BEGIN Data excerpts

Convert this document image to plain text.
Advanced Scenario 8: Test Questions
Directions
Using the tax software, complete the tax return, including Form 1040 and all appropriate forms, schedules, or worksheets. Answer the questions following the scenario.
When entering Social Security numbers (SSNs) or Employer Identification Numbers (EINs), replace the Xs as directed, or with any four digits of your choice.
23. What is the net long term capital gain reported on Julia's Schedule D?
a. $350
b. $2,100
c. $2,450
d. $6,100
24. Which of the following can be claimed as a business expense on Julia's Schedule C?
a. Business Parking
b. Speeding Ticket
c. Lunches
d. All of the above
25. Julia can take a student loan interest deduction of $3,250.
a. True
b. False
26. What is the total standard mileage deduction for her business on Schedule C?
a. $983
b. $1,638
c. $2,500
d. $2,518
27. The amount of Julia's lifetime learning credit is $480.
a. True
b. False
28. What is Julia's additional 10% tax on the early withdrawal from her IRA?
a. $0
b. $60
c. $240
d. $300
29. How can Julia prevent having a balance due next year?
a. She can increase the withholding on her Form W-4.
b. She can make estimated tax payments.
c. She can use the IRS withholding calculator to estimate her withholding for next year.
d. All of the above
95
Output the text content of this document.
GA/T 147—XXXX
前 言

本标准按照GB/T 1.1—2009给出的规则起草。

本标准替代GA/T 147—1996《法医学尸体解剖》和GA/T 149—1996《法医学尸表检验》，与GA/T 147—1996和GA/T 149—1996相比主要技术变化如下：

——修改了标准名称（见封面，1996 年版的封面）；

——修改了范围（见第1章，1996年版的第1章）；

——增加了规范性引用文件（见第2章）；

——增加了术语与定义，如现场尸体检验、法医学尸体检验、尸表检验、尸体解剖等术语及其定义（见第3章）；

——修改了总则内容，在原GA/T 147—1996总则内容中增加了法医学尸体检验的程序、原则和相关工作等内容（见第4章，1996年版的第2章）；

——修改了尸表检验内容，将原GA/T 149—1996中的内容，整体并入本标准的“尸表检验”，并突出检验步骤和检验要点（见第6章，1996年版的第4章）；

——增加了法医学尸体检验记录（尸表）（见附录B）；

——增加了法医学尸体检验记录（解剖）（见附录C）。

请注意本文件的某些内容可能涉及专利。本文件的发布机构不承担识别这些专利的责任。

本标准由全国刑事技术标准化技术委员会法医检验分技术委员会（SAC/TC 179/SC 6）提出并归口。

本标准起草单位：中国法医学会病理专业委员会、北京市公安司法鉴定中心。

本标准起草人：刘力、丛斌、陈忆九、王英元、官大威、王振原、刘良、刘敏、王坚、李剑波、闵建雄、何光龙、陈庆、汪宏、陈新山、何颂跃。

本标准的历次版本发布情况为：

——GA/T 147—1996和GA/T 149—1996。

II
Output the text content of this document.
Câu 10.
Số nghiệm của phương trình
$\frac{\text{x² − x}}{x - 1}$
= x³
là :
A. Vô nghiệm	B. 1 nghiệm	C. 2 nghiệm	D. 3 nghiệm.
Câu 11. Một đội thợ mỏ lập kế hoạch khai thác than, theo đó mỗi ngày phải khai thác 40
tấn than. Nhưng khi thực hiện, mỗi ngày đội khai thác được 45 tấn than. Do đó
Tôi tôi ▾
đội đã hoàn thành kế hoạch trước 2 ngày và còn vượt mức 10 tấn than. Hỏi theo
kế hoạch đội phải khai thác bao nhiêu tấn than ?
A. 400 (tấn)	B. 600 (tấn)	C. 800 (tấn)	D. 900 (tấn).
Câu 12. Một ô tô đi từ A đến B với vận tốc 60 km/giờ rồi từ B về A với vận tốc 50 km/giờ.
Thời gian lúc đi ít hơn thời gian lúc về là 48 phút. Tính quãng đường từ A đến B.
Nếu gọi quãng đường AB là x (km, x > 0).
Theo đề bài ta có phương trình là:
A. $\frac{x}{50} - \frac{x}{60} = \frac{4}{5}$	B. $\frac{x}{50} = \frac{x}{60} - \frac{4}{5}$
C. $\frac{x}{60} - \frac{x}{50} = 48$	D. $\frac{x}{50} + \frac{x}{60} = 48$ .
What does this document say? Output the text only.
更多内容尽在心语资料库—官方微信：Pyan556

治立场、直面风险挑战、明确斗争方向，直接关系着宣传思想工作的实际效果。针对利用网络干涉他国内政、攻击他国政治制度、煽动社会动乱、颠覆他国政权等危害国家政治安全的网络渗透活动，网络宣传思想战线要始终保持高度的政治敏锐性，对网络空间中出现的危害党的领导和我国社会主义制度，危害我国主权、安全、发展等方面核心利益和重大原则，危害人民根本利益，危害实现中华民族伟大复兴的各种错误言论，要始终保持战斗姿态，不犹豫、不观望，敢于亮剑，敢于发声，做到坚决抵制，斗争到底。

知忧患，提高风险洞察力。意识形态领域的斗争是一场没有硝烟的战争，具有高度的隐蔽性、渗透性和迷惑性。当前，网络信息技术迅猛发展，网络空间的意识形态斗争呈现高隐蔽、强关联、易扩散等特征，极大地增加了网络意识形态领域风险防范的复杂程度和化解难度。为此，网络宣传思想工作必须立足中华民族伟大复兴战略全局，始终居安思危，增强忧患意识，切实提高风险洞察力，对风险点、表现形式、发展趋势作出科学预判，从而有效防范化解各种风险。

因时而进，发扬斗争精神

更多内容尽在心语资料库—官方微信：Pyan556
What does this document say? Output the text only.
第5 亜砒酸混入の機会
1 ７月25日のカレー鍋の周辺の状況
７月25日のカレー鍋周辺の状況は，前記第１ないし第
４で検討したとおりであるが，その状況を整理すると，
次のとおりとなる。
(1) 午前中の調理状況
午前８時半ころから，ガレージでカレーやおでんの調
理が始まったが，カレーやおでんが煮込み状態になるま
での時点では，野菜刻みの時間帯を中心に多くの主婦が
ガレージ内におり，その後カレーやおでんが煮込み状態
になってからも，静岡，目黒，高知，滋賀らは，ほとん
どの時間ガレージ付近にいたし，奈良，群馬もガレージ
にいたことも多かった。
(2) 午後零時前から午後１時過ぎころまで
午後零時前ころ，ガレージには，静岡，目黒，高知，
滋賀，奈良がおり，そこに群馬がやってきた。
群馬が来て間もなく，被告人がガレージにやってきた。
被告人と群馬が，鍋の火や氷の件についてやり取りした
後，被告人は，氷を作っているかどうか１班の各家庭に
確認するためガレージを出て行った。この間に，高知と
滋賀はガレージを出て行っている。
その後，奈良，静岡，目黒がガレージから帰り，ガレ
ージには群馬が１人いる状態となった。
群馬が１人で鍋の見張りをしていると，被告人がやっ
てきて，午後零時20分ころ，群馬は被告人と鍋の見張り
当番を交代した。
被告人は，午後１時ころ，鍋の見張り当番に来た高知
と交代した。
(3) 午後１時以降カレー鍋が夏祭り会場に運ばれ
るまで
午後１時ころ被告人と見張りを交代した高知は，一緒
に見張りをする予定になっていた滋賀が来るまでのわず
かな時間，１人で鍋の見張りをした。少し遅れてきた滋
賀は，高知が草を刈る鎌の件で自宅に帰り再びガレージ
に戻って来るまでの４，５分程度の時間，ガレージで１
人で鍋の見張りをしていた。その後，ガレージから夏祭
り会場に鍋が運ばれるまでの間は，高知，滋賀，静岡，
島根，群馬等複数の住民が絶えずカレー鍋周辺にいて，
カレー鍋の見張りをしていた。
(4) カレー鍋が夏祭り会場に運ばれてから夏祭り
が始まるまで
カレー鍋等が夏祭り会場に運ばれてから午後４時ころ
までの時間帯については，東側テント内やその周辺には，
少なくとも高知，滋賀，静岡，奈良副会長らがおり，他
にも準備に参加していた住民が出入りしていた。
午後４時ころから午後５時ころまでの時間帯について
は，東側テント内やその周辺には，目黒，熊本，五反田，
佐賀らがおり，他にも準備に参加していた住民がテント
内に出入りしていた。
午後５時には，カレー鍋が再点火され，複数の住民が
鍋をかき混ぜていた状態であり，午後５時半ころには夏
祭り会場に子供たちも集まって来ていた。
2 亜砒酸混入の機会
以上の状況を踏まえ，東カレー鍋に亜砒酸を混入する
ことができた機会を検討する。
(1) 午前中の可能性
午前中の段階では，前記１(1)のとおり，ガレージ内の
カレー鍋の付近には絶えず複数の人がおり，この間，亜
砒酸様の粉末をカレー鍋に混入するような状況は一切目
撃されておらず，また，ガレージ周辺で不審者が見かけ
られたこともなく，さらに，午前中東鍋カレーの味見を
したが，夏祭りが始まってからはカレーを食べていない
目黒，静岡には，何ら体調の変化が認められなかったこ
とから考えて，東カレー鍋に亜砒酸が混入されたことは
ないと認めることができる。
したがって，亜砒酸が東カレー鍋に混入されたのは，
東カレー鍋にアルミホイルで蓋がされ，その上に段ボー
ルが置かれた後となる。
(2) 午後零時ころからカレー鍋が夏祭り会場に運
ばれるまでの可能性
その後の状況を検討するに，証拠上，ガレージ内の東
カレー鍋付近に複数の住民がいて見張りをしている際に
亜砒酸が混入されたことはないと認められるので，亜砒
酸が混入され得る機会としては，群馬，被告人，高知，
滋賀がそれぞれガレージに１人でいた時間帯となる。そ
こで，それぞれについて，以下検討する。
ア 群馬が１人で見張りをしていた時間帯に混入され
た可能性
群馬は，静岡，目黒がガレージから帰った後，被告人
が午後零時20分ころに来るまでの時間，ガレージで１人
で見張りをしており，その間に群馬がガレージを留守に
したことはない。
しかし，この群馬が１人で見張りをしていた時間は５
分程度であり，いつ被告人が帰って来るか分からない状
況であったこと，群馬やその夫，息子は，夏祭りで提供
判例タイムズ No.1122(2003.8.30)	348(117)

END Data excerpts

■ Exercise objective ■
Give only the number of lines in the preceding material that contain the string "增加了法医学尸体检验记录".

■ Answer ■
2